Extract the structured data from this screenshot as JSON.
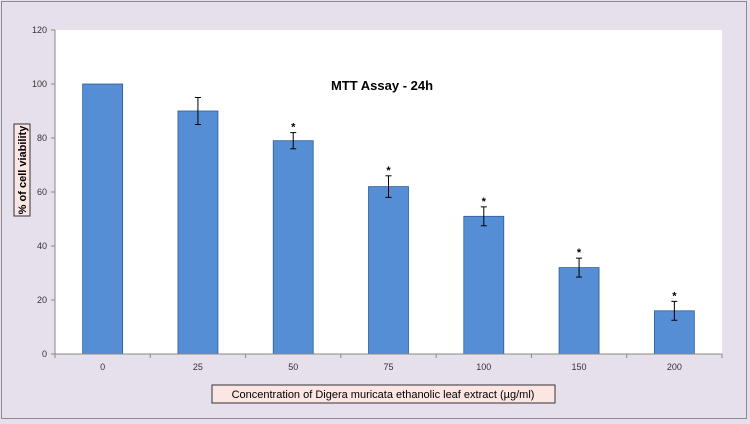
{
  "chart_data": {
    "type": "bar",
    "title": "MTT Assay - 24h",
    "xlabel": "Concentration of Digera muricata ethanolic  leaf extract (µg/ml)",
    "ylabel": "% of cell viability",
    "categories": [
      "0",
      "25",
      "50",
      "75",
      "100",
      "150",
      "200"
    ],
    "values": [
      100,
      90,
      79,
      62,
      51,
      32,
      16
    ],
    "errors": [
      0,
      5,
      3,
      4,
      3.5,
      3.5,
      3.5
    ],
    "significance": [
      "",
      "",
      "*",
      "*",
      "*",
      "*",
      "*"
    ],
    "ylim": [
      0,
      120
    ],
    "yticks": [
      "0",
      "20",
      "40",
      "60",
      "80",
      "100",
      "120"
    ],
    "grid": false,
    "bar_color": "#558ed5",
    "plot_background": "#ffffff",
    "page_background": "#e6e0ec",
    "axis_title_background": "#fbe6e3"
  }
}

──────

* **ABOUT THIS TASK**:
Type out the data above once more, exactly, with no images included.

* **SOLVED PROBLEM**:
Extract the structured data from this screenshot as JSON.
{
  "chart_data": {
    "type": "bar",
    "title": "MTT Assay - 24h",
    "xlabel": "Concentration of Digera muricata ethanolic  leaf extract (µg/ml)",
    "ylabel": "% of cell viability",
    "categories": [
      "0",
      "25",
      "50",
      "75",
      "100",
      "150",
      "200"
    ],
    "values": [
      100,
      90,
      79,
      62,
      51,
      32,
      16
    ],
    "errors": [
      0,
      5,
      3,
      4,
      3.5,
      3.5,
      3.5
    ],
    "significance": [
      "",
      "",
      "*",
      "*",
      "*",
      "*",
      "*"
    ],
    "ylim": [
      0,
      120
    ],
    "yticks": [
      "0",
      "20",
      "40",
      "60",
      "80",
      "100",
      "120"
    ],
    "grid": false,
    "bar_color": "#558ed5",
    "plot_background": "#ffffff",
    "page_background": "#e6e0ec",
    "axis_title_background": "#fbe6e3"
  }
}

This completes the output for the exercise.